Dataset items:
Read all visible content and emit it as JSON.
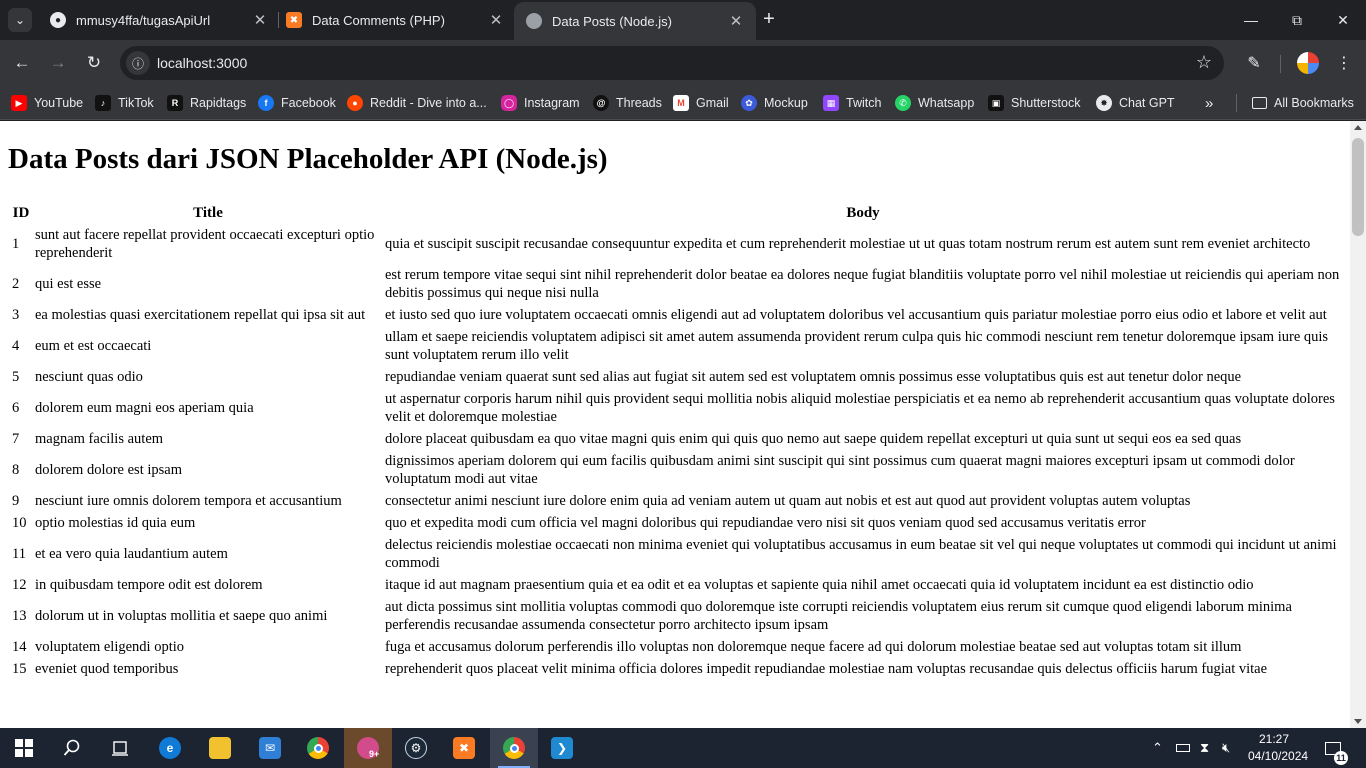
{
  "tabs": [
    {
      "title": "mmusy4ffa/tugasApiUrl",
      "favicon": "github-icon",
      "active": false
    },
    {
      "title": "Data Comments (PHP)",
      "favicon": "xampp-icon",
      "active": false
    },
    {
      "title": "Data Posts (Node.js)",
      "favicon": "globe-icon",
      "active": true
    }
  ],
  "toolbar": {
    "url": "localhost:3000"
  },
  "bookmarks": [
    {
      "label": "YouTube",
      "icon": "youtube-icon",
      "color": "#ff0000"
    },
    {
      "label": "TikTok",
      "icon": "tiktok-icon",
      "color": "#111111"
    },
    {
      "label": "Rapidtags",
      "icon": "rapidtags-icon",
      "color": "#111111"
    },
    {
      "label": "Facebook",
      "icon": "facebook-icon",
      "color": "#1877f2"
    },
    {
      "label": "Reddit - Dive into a...",
      "icon": "reddit-icon",
      "color": "#ff4500"
    },
    {
      "label": "Instagram",
      "icon": "instagram-icon",
      "color": "#d6249f"
    },
    {
      "label": "Threads",
      "icon": "threads-icon",
      "color": "#111111"
    },
    {
      "label": "Gmail",
      "icon": "gmail-icon",
      "color": "#ea4335"
    },
    {
      "label": "Mockup",
      "icon": "mockup-icon",
      "color": "#3b5bdb"
    },
    {
      "label": "Twitch",
      "icon": "twitch-icon",
      "color": "#9146ff"
    },
    {
      "label": "Whatsapp",
      "icon": "whatsapp-icon",
      "color": "#25d366"
    },
    {
      "label": "Shutterstock",
      "icon": "shutterstock-icon",
      "color": "#111111"
    },
    {
      "label": "Chat GPT",
      "icon": "chatgpt-icon",
      "color": "#e8eaed"
    }
  ],
  "all_bookmarks_label": "All Bookmarks",
  "page": {
    "heading": "Data Posts dari JSON Placeholder API (Node.js)",
    "columns": [
      "ID",
      "Title",
      "Body"
    ],
    "rows": [
      {
        "id": "1",
        "title": "sunt aut facere repellat provident occaecati excepturi optio reprehenderit",
        "body": "quia et suscipit suscipit recusandae consequuntur expedita et cum reprehenderit molestiae ut ut quas totam nostrum rerum est autem sunt rem eveniet architecto"
      },
      {
        "id": "2",
        "title": "qui est esse",
        "body": "est rerum tempore vitae sequi sint nihil reprehenderit dolor beatae ea dolores neque fugiat blanditiis voluptate porro vel nihil molestiae ut reiciendis qui aperiam non debitis possimus qui neque nisi nulla"
      },
      {
        "id": "3",
        "title": "ea molestias quasi exercitationem repellat qui ipsa sit aut",
        "body": "et iusto sed quo iure voluptatem occaecati omnis eligendi aut ad voluptatem doloribus vel accusantium quis pariatur molestiae porro eius odio et labore et velit aut"
      },
      {
        "id": "4",
        "title": "eum et est occaecati",
        "body": "ullam et saepe reiciendis voluptatem adipisci sit amet autem assumenda provident rerum culpa quis hic commodi nesciunt rem tenetur doloremque ipsam iure quis sunt voluptatem rerum illo velit"
      },
      {
        "id": "5",
        "title": "nesciunt quas odio",
        "body": "repudiandae veniam quaerat sunt sed alias aut fugiat sit autem sed est voluptatem omnis possimus esse voluptatibus quis est aut tenetur dolor neque"
      },
      {
        "id": "6",
        "title": "dolorem eum magni eos aperiam quia",
        "body": "ut aspernatur corporis harum nihil quis provident sequi mollitia nobis aliquid molestiae perspiciatis et ea nemo ab reprehenderit accusantium quas voluptate dolores velit et doloremque molestiae"
      },
      {
        "id": "7",
        "title": "magnam facilis autem",
        "body": "dolore placeat quibusdam ea quo vitae magni quis enim qui quis quo nemo aut saepe quidem repellat excepturi ut quia sunt ut sequi eos ea sed quas"
      },
      {
        "id": "8",
        "title": "dolorem dolore est ipsam",
        "body": "dignissimos aperiam dolorem qui eum facilis quibusdam animi sint suscipit qui sint possimus cum quaerat magni maiores excepturi ipsam ut commodi dolor voluptatum modi aut vitae"
      },
      {
        "id": "9",
        "title": "nesciunt iure omnis dolorem tempora et accusantium",
        "body": "consectetur animi nesciunt iure dolore enim quia ad veniam autem ut quam aut nobis et est aut quod aut provident voluptas autem voluptas"
      },
      {
        "id": "10",
        "title": "optio molestias id quia eum",
        "body": "quo et expedita modi cum officia vel magni doloribus qui repudiandae vero nisi sit quos veniam quod sed accusamus veritatis error"
      },
      {
        "id": "11",
        "title": "et ea vero quia laudantium autem",
        "body": "delectus reiciendis molestiae occaecati non minima eveniet qui voluptatibus accusamus in eum beatae sit vel qui neque voluptates ut commodi qui incidunt ut animi commodi"
      },
      {
        "id": "12",
        "title": "in quibusdam tempore odit est dolorem",
        "body": "itaque id aut magnam praesentium quia et ea odit et ea voluptas et sapiente quia nihil amet occaecati quia id voluptatem incidunt ea est distinctio odio"
      },
      {
        "id": "13",
        "title": "dolorum ut in voluptas mollitia et saepe quo animi",
        "body": "aut dicta possimus sint mollitia voluptas commodi quo doloremque iste corrupti reiciendis voluptatem eius rerum sit cumque quod eligendi laborum minima perferendis recusandae assumenda consectetur porro architecto ipsum ipsam"
      },
      {
        "id": "14",
        "title": "voluptatem eligendi optio",
        "body": "fuga et accusamus dolorum perferendis illo voluptas non doloremque neque facere ad qui dolorum molestiae beatae sed aut voluptas totam sit illum"
      },
      {
        "id": "15",
        "title": "eveniet quod temporibus",
        "body": "reprehenderit quos placeat velit minima officia dolores impedit repudiandae molestiae nam voluptas recusandae quis delectus officiis harum fugiat vitae"
      }
    ]
  },
  "taskbar": {
    "time": "21:27",
    "date": "04/10/2024",
    "notification_count": "11",
    "badge_count": "9+"
  }
}
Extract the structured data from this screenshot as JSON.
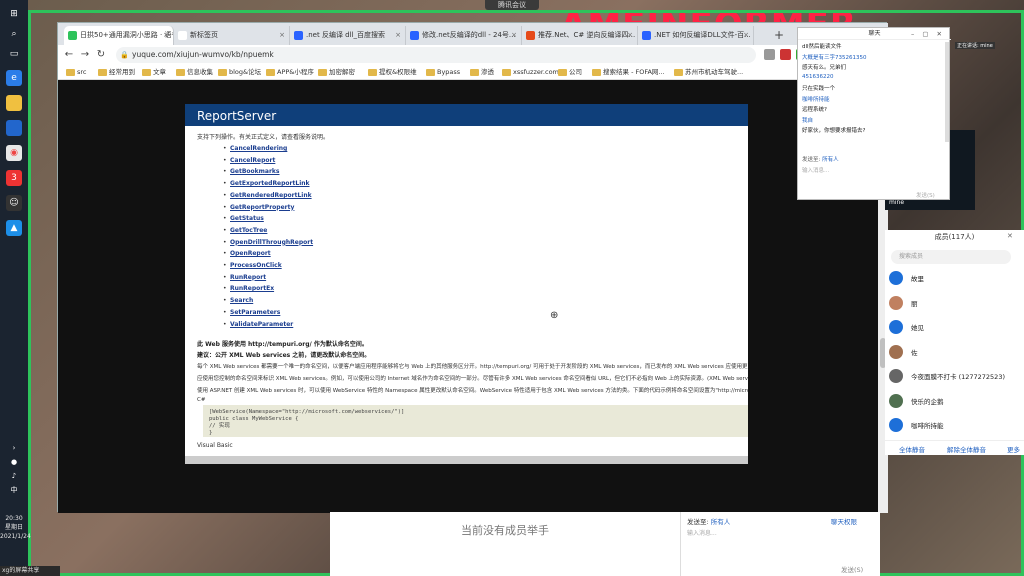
{
  "meeting": {
    "indicator": "腾讯会议",
    "host_label": "正在讲话: mine"
  },
  "taskbar": {
    "time": "20:30",
    "weekday": "星期日",
    "date": "2021/1/24",
    "bottom_label": "xg的屏幕共享"
  },
  "browser": {
    "tabs": [
      {
        "label": "日拱50+通用漏洞小思路 · 语雀",
        "active": true,
        "color": "#2ec35b"
      },
      {
        "label": "新标签页",
        "active": false,
        "color": "#ffffff"
      },
      {
        "label": ".net 反编译 dll_百度搜索",
        "active": false,
        "color": "#2962ff"
      },
      {
        "label": "修改.net反编译的dll - 24号...",
        "active": false,
        "color": "#2962ff"
      },
      {
        "label": "推荐.Net、C# 逆向反编译四...",
        "active": false,
        "color": "#e64a19"
      },
      {
        "label": ".NET 如何反编译DLL文件-百...",
        "active": false,
        "color": "#2962ff"
      }
    ],
    "url": "yuque.com/xiujun-wumvo/kb/npuemk",
    "bookmarks": [
      "src",
      "经常用到",
      "文章",
      "信息收集",
      "blog&论坛",
      "APP&小程序",
      "加密解密",
      "提权&权限维",
      "Bypass",
      "渗透",
      "xssfuzzer.com",
      "公司",
      "搜索结果 - FOFA网...",
      "苏州市机动车驾驶..."
    ]
  },
  "doc": {
    "title": "ReportServer",
    "intro": "支持下列操作。有关正式定义，请查看服务说明。",
    "operations": [
      "CancelRendering",
      "CancelReport",
      "GetBookmarks",
      "GetExportedReportLink",
      "GetRenderedReportLink",
      "GetReportProperty",
      "GetStatus",
      "GetTocTree",
      "OpenDrillThroughReport",
      "OpenReport",
      "ProcessOnClick",
      "RunReport",
      "RunReportEx",
      "Search",
      "SetParameters",
      "ValidateParameter"
    ],
    "para1": "此 Web 服务使用 http://tempuri.org/ 作为默认命名空间。",
    "para2": "建议：公开 XML Web services 之前，请更改默认命名空间。",
    "para3": "每个 XML Web services 都需要一个唯一的命名空间，以便客户端应用程序能够将它与 Web 上的其他服务区分开。http://tempuri.org/ 可用于处于开发阶段的 XML Web services，而已发布的 XML Web services 应使用更为永久的命名空间。",
    "para4": "应使用您控制的命名空间来标识 XML Web services。例如，可以使用公司的 Internet 域名作为命名空间的一部分。尽管有许多 XML Web services 命名空间看似 URL，但它们不必指向 Web 上的实际资源。(XML Web services 命名空间为 URI。)",
    "para5": "使用 ASP.NET 创建 XML Web services 时，可以使用 WebService 特性的 Namespace 属性更改默认命名空间。WebService 特性适用于包含 XML Web services 方法的类。下面的代码示例将命名空间设置为\"http://microsoft.com/webservices/\"：",
    "lang1": "C#",
    "code": [
      "[WebService(Namespace=\"http://microsoft.com/webservices/\")]",
      "public class MyWebService {",
      "    // 实现",
      "}"
    ],
    "lang2": "Visual Basic"
  },
  "chat": {
    "title": "聊天",
    "messages": [
      {
        "type": "body",
        "text": "dll然后能读文件"
      },
      {
        "type": "name",
        "text": "大概是有三字735261350"
      },
      {
        "type": "body",
        "text": "感天有么。兄弟们"
      },
      {
        "type": "name",
        "text": "451636220"
      },
      {
        "type": "body",
        "text": "只在实践一个"
      },
      {
        "type": "name",
        "text": "咖啡所持能"
      },
      {
        "type": "body",
        "text": "远程系统?"
      },
      {
        "type": "name",
        "text": "我自"
      },
      {
        "type": "body",
        "text": "好家伙，你想要求报错去?"
      }
    ],
    "send_to_label": "发送至:",
    "send_to_value": "所有人",
    "input_placeholder": "输入消息...",
    "send_button": "发送(S)"
  },
  "video": {
    "name": "mine"
  },
  "members": {
    "title": "成员(117人)",
    "search_placeholder": "搜索成员",
    "list": [
      {
        "name": "故里",
        "color": "#1d6fd8"
      },
      {
        "name": "丽",
        "color": "#c08060"
      },
      {
        "name": "她见",
        "color": "#1d6fd8"
      },
      {
        "name": "佐",
        "color": "#a07050"
      },
      {
        "name": "今夜面膜不打卡 (1277272523)",
        "color": "#666"
      },
      {
        "name": "快乐的企鹅",
        "color": "#507050"
      },
      {
        "name": "咖啡所持能",
        "color": "#1d6fd8"
      }
    ],
    "actions": [
      "全体静音",
      "解除全体静音",
      "更多"
    ]
  },
  "handraise": {
    "text": "当前没有成员举手"
  },
  "meeting_chat": {
    "send_to_label": "发送至:",
    "send_to_value": "所有人",
    "permission": "聊天权限",
    "input_placeholder": "输入消息...",
    "send_button": "发送(S)"
  }
}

» What to produce
Gather up every line in the data above that contains the word "saepe", copying each one.

» Answer in full
        "body": "ullam et saepe reiciendis voluptatem adipisci sit amet autem assumenda provident rerum culpa quis hic commodi nesciunt rem tenetur doloremque ipsam iure quis sunt voluptatem rerum illo velit"
        "body": "dolore placeat quibusdam ea quo vitae magni quis enim qui quis quo nemo aut saepe quidem repellat excepturi ut quia sunt ut sequi eos ea sed quas"
        "title": "dolorum ut in voluptas mollitia et saepe quo animi",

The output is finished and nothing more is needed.